■ **WORK TO DO**
Quote the full listing word for word.

:: PROVIDED ENTRIES

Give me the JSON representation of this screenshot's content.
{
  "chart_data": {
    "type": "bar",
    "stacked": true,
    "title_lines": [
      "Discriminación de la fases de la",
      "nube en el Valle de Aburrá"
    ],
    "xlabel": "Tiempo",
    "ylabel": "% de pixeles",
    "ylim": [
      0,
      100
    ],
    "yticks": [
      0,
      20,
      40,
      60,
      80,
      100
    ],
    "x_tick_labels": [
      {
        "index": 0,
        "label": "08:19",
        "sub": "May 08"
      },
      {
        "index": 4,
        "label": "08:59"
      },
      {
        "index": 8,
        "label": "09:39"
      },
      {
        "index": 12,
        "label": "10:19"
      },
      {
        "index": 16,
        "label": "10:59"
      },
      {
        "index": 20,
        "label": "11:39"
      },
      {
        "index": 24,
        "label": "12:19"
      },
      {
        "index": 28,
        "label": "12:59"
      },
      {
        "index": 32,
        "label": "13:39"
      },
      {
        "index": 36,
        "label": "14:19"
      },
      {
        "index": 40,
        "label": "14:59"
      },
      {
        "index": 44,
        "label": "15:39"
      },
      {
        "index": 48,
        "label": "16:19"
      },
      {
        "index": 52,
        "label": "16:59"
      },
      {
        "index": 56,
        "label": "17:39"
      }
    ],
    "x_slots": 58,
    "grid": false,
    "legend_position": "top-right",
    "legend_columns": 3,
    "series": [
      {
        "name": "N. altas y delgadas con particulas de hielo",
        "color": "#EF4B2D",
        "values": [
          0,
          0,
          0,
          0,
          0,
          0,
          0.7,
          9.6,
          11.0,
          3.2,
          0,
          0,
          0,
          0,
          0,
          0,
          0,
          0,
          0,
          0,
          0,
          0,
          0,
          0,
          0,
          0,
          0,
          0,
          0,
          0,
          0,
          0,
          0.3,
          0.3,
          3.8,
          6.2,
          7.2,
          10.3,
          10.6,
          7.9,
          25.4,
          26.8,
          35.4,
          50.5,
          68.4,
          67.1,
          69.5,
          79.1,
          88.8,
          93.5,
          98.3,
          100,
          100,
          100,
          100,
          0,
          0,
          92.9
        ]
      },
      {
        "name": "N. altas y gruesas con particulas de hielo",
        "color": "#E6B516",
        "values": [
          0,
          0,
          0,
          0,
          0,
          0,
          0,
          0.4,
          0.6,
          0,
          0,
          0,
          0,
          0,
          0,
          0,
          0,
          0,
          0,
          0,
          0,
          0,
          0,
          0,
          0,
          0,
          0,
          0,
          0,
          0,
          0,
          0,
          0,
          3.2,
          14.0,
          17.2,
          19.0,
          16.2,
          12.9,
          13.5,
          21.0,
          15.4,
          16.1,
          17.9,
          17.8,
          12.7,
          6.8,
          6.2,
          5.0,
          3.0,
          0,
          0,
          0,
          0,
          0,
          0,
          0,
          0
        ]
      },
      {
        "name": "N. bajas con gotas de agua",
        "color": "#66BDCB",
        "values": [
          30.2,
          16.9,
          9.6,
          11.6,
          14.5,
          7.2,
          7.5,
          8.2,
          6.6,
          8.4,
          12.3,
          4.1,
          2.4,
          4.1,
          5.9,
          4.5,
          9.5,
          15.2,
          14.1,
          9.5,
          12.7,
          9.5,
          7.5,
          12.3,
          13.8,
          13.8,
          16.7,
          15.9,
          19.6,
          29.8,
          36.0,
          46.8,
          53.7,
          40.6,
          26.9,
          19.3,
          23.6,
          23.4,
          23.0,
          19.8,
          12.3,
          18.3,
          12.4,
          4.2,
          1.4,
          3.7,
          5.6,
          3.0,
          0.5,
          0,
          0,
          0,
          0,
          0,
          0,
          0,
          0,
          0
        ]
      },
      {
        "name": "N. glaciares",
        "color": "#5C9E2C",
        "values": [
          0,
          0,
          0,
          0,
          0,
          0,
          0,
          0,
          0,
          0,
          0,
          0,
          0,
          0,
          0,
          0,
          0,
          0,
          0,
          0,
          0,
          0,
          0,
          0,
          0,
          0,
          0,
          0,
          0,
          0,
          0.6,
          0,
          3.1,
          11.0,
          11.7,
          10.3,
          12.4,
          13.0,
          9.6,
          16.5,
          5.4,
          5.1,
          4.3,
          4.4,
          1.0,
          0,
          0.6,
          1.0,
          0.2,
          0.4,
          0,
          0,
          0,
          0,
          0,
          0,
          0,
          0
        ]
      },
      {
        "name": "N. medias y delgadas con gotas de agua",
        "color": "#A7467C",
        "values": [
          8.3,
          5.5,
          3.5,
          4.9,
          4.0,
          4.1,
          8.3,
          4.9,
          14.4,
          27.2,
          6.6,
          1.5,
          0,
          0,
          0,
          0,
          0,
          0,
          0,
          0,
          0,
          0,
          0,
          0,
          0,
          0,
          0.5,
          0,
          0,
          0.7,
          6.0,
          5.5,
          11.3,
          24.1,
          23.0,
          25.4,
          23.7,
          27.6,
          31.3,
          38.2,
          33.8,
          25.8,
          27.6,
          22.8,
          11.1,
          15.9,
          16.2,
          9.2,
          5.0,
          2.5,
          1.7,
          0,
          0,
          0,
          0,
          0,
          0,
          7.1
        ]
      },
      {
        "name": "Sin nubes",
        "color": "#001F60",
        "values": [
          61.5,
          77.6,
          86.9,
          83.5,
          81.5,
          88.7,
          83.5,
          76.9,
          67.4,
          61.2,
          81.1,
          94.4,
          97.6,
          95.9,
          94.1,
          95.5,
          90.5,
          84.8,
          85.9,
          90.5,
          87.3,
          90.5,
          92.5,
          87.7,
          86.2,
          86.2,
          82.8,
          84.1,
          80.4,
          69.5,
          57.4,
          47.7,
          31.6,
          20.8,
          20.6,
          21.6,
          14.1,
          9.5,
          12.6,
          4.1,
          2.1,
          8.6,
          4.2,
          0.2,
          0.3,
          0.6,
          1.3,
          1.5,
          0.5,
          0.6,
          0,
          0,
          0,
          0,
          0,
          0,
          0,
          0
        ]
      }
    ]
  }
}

::::

■ **TASK RESULT**
Give me the JSON representation of this screenshot's content.
{
  "chart_data": {
    "type": "bar",
    "stacked": true,
    "title_lines": [
      "Discriminación de la fases de la",
      "nube en el Valle de Aburrá"
    ],
    "xlabel": "Tiempo",
    "ylabel": "% de pixeles",
    "ylim": [
      0,
      100
    ],
    "yticks": [
      0,
      20,
      40,
      60,
      80,
      100
    ],
    "x_tick_labels": [
      {
        "index": 0,
        "label": "08:19",
        "sub": "May 08"
      },
      {
        "index": 4,
        "label": "08:59"
      },
      {
        "index": 8,
        "label": "09:39"
      },
      {
        "index": 12,
        "label": "10:19"
      },
      {
        "index": 16,
        "label": "10:59"
      },
      {
        "index": 20,
        "label": "11:39"
      },
      {
        "index": 24,
        "label": "12:19"
      },
      {
        "index": 28,
        "label": "12:59"
      },
      {
        "index": 32,
        "label": "13:39"
      },
      {
        "index": 36,
        "label": "14:19"
      },
      {
        "index": 40,
        "label": "14:59"
      },
      {
        "index": 44,
        "label": "15:39"
      },
      {
        "index": 48,
        "label": "16:19"
      },
      {
        "index": 52,
        "label": "16:59"
      },
      {
        "index": 56,
        "label": "17:39"
      }
    ],
    "x_slots": 58,
    "grid": false,
    "legend_position": "top-right",
    "legend_columns": 3,
    "series": [
      {
        "name": "N. altas y delgadas con particulas de hielo",
        "color": "#EF4B2D",
        "values": [
          0,
          0,
          0,
          0,
          0,
          0,
          0.7,
          9.6,
          11.0,
          3.2,
          0,
          0,
          0,
          0,
          0,
          0,
          0,
          0,
          0,
          0,
          0,
          0,
          0,
          0,
          0,
          0,
          0,
          0,
          0,
          0,
          0,
          0,
          0.3,
          0.3,
          3.8,
          6.2,
          7.2,
          10.3,
          10.6,
          7.9,
          25.4,
          26.8,
          35.4,
          50.5,
          68.4,
          67.1,
          69.5,
          79.1,
          88.8,
          93.5,
          98.3,
          100,
          100,
          100,
          100,
          0,
          0,
          92.9
        ]
      },
      {
        "name": "N. altas y gruesas con particulas de hielo",
        "color": "#E6B516",
        "values": [
          0,
          0,
          0,
          0,
          0,
          0,
          0,
          0.4,
          0.6,
          0,
          0,
          0,
          0,
          0,
          0,
          0,
          0,
          0,
          0,
          0,
          0,
          0,
          0,
          0,
          0,
          0,
          0,
          0,
          0,
          0,
          0,
          0,
          0,
          3.2,
          14.0,
          17.2,
          19.0,
          16.2,
          12.9,
          13.5,
          21.0,
          15.4,
          16.1,
          17.9,
          17.8,
          12.7,
          6.8,
          6.2,
          5.0,
          3.0,
          0,
          0,
          0,
          0,
          0,
          0,
          0,
          0
        ]
      },
      {
        "name": "N. bajas con gotas de agua",
        "color": "#66BDCB",
        "values": [
          30.2,
          16.9,
          9.6,
          11.6,
          14.5,
          7.2,
          7.5,
          8.2,
          6.6,
          8.4,
          12.3,
          4.1,
          2.4,
          4.1,
          5.9,
          4.5,
          9.5,
          15.2,
          14.1,
          9.5,
          12.7,
          9.5,
          7.5,
          12.3,
          13.8,
          13.8,
          16.7,
          15.9,
          19.6,
          29.8,
          36.0,
          46.8,
          53.7,
          40.6,
          26.9,
          19.3,
          23.6,
          23.4,
          23.0,
          19.8,
          12.3,
          18.3,
          12.4,
          4.2,
          1.4,
          3.7,
          5.6,
          3.0,
          0.5,
          0,
          0,
          0,
          0,
          0,
          0,
          0,
          0,
          0
        ]
      },
      {
        "name": "N. glaciares",
        "color": "#5C9E2C",
        "values": [
          0,
          0,
          0,
          0,
          0,
          0,
          0,
          0,
          0,
          0,
          0,
          0,
          0,
          0,
          0,
          0,
          0,
          0,
          0,
          0,
          0,
          0,
          0,
          0,
          0,
          0,
          0,
          0,
          0,
          0,
          0.6,
          0,
          3.1,
          11.0,
          11.7,
          10.3,
          12.4,
          13.0,
          9.6,
          16.5,
          5.4,
          5.1,
          4.3,
          4.4,
          1.0,
          0,
          0.6,
          1.0,
          0.2,
          0.4,
          0,
          0,
          0,
          0,
          0,
          0,
          0,
          0
        ]
      },
      {
        "name": "N. medias y delgadas con gotas de agua",
        "color": "#A7467C",
        "values": [
          8.3,
          5.5,
          3.5,
          4.9,
          4.0,
          4.1,
          8.3,
          4.9,
          14.4,
          27.2,
          6.6,
          1.5,
          0,
          0,
          0,
          0,
          0,
          0,
          0,
          0,
          0,
          0,
          0,
          0,
          0,
          0,
          0.5,
          0,
          0,
          0.7,
          6.0,
          5.5,
          11.3,
          24.1,
          23.0,
          25.4,
          23.7,
          27.6,
          31.3,
          38.2,
          33.8,
          25.8,
          27.6,
          22.8,
          11.1,
          15.9,
          16.2,
          9.2,
          5.0,
          2.5,
          1.7,
          0,
          0,
          0,
          0,
          0,
          0,
          7.1
        ]
      },
      {
        "name": "Sin nubes",
        "color": "#001F60",
        "values": [
          61.5,
          77.6,
          86.9,
          83.5,
          81.5,
          88.7,
          83.5,
          76.9,
          67.4,
          61.2,
          81.1,
          94.4,
          97.6,
          95.9,
          94.1,
          95.5,
          90.5,
          84.8,
          85.9,
          90.5,
          87.3,
          90.5,
          92.5,
          87.7,
          86.2,
          86.2,
          82.8,
          84.1,
          80.4,
          69.5,
          57.4,
          47.7,
          31.6,
          20.8,
          20.6,
          21.6,
          14.1,
          9.5,
          12.6,
          4.1,
          2.1,
          8.6,
          4.2,
          0.2,
          0.3,
          0.6,
          1.3,
          1.5,
          0.5,
          0.6,
          0,
          0,
          0,
          0,
          0,
          0,
          0,
          0
        ]
      }
    ]
  }
}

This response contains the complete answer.